Problem description:
Beginning with the line containing "Transcribe the text in this document." and ending with the last line, repeat the records exactly.
-- start Records to process --
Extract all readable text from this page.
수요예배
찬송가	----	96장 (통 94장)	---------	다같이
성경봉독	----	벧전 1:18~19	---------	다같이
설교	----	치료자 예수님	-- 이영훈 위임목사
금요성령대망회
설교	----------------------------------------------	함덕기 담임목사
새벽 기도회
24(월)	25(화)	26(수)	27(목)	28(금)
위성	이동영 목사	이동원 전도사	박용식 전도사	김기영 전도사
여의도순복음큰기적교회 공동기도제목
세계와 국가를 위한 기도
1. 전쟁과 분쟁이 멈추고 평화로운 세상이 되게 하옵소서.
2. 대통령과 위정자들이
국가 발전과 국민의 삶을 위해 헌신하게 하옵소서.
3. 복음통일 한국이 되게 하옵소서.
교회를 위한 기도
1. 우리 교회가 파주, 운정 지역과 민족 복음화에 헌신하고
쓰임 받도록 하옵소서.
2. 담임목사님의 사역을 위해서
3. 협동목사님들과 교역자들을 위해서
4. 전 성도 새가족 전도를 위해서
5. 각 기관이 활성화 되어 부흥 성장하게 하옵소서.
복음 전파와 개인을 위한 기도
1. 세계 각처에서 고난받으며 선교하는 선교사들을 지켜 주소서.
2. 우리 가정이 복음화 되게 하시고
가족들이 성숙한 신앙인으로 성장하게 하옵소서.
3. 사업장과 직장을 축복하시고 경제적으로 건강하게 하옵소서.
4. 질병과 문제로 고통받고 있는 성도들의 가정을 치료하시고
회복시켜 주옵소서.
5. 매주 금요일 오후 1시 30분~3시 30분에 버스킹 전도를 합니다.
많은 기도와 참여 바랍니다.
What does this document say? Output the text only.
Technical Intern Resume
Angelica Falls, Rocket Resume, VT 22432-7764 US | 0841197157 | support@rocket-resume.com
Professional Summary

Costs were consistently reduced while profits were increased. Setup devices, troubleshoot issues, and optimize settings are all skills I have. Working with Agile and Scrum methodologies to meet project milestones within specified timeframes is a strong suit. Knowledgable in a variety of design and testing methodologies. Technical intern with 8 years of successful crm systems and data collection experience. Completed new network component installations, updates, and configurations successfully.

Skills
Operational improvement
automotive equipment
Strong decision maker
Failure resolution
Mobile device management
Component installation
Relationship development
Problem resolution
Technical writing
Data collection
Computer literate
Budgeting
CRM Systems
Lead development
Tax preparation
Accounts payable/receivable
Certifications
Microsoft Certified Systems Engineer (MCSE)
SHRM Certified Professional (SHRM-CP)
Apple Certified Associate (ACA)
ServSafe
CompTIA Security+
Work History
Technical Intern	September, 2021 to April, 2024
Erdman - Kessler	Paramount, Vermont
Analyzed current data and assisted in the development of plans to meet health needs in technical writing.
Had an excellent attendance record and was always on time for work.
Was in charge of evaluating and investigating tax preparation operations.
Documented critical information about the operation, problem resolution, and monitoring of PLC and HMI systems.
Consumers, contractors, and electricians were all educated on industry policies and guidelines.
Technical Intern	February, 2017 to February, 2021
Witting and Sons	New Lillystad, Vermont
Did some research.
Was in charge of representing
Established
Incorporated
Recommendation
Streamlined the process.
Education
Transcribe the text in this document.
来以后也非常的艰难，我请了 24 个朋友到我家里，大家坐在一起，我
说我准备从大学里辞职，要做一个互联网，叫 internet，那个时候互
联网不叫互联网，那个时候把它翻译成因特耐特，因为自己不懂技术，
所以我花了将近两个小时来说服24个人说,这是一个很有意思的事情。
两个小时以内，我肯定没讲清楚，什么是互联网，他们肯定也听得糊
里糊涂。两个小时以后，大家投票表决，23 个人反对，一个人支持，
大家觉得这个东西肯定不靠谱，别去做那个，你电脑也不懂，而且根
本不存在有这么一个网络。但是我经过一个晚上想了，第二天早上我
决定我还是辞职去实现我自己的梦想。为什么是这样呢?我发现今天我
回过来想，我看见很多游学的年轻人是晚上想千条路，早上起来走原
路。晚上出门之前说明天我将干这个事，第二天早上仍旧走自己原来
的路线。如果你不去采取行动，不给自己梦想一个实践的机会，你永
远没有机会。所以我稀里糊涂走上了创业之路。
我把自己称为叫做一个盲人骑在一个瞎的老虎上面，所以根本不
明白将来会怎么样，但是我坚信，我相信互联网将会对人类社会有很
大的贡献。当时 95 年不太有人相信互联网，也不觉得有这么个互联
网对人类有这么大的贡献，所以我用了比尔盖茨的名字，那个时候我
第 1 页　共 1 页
-- end Records to process --
Result below:
Transcribe the text in this document.
来以后也非常的艰难，我请了 24 个朋友到我家里，大家坐在一起，我
说我准备从大学里辞职，要做一个互联网，叫 internet，那个时候互
联网不叫互联网，那个时候把它翻译成因特耐特，因为自己不懂技术，
所以我花了将近两个小时来说服24个人说,这是一个很有意思的事情。
两个小时以内，我肯定没讲清楚，什么是互联网，他们肯定也听得糊
里糊涂。两个小时以后，大家投票表决，23 个人反对，一个人支持，
大家觉得这个东西肯定不靠谱，别去做那个，你电脑也不懂，而且根
本不存在有这么一个网络。但是我经过一个晚上想了，第二天早上我
决定我还是辞职去实现我自己的梦想。为什么是这样呢?我发现今天我
回过来想，我看见很多游学的年轻人是晚上想千条路，早上起来走原
路。晚上出门之前说明天我将干这个事，第二天早上仍旧走自己原来
的路线。如果你不去采取行动，不给自己梦想一个实践的机会，你永
远没有机会。所以我稀里糊涂走上了创业之路。
我把自己称为叫做一个盲人骑在一个瞎的老虎上面，所以根本不
明白将来会怎么样，但是我坚信，我相信互联网将会对人类社会有很
大的贡献。当时 95 年不太有人相信互联网，也不觉得有这么个互联
网对人类有这么大的贡献，所以我用了比尔盖茨的名字，那个时候我
第 1 页　共 1 页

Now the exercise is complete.